*THE EXERCISE*. You are to retype all of the data exactly as it appears.

*DATA SECTION*.
** start **

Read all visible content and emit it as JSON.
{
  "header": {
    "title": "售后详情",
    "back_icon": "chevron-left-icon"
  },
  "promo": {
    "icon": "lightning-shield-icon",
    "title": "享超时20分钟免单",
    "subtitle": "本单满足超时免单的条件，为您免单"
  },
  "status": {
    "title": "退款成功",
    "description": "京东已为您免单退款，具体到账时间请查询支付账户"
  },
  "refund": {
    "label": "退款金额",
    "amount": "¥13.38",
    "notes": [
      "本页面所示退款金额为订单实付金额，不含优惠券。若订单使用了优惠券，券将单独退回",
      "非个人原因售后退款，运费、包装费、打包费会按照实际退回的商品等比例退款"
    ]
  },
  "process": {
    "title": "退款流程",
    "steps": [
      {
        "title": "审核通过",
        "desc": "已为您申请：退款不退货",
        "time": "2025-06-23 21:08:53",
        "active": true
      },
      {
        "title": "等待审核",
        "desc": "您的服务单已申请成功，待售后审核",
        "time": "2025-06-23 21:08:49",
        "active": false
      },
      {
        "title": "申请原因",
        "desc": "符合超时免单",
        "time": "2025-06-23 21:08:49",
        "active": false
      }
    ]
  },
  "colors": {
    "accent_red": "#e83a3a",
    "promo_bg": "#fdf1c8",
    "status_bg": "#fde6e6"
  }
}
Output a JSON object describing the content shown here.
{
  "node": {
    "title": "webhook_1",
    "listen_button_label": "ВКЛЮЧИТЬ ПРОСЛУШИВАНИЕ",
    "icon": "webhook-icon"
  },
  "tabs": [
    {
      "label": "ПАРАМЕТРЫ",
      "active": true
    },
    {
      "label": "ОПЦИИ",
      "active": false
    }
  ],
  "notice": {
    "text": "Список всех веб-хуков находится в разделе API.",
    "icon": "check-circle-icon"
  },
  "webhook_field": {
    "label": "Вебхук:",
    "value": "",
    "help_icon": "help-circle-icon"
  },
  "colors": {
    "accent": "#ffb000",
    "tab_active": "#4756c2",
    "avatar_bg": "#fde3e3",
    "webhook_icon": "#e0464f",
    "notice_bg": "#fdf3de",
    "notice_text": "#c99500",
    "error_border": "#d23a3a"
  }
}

** end **

*REPLY*.
Read all visible content and emit it as JSON.
{
  "header": {
    "title": "售后详情",
    "back_icon": "chevron-left-icon"
  },
  "promo": {
    "icon": "lightning-shield-icon",
    "title": "享超时20分钟免单",
    "subtitle": "本单满足超时免单的条件，为您免单"
  },
  "status": {
    "title": "退款成功",
    "description": "京东已为您免单退款，具体到账时间请查询支付账户"
  },
  "refund": {
    "label": "退款金额",
    "amount": "¥13.38",
    "notes": [
      "本页面所示退款金额为订单实付金额，不含优惠券。若订单使用了优惠券，券将单独退回",
      "非个人原因售后退款，运费、包装费、打包费会按照实际退回的商品等比例退款"
    ]
  },
  "process": {
    "title": "退款流程",
    "steps": [
      {
        "title": "审核通过",
        "desc": "已为您申请：退款不退货",
        "time": "2025-06-23 21:08:53",
        "active": true
      },
      {
        "title": "等待审核",
        "desc": "您的服务单已申请成功，待售后审核",
        "time": "2025-06-23 21:08:49",
        "active": false
      },
      {
        "title": "申请原因",
        "desc": "符合超时免单",
        "time": "2025-06-23 21:08:49",
        "active": false
      }
    ]
  },
  "colors": {
    "accent_red": "#e83a3a",
    "promo_bg": "#fdf1c8",
    "status_bg": "#fde6e6"
  }
}
Output a JSON object describing the content shown here.
{
  "node": {
    "title": "webhook_1",
    "listen_button_label": "ВКЛЮЧИТЬ ПРОСЛУШИВАНИЕ",
    "icon": "webhook-icon"
  },
  "tabs": [
    {
      "label": "ПАРАМЕТРЫ",
      "active": true
    },
    {
      "label": "ОПЦИИ",
      "active": false
    }
  ],
  "notice": {
    "text": "Список всех веб-хуков находится в разделе API.",
    "icon": "check-circle-icon"
  },
  "webhook_field": {
    "label": "Вебхук:",
    "value": "",
    "help_icon": "help-circle-icon"
  },
  "colors": {
    "accent": "#ffb000",
    "tab_active": "#4756c2",
    "avatar_bg": "#fde3e3",
    "webhook_icon": "#e0464f",
    "notice_bg": "#fdf3de",
    "notice_text": "#c99500",
    "error_border": "#d23a3a"
  }
}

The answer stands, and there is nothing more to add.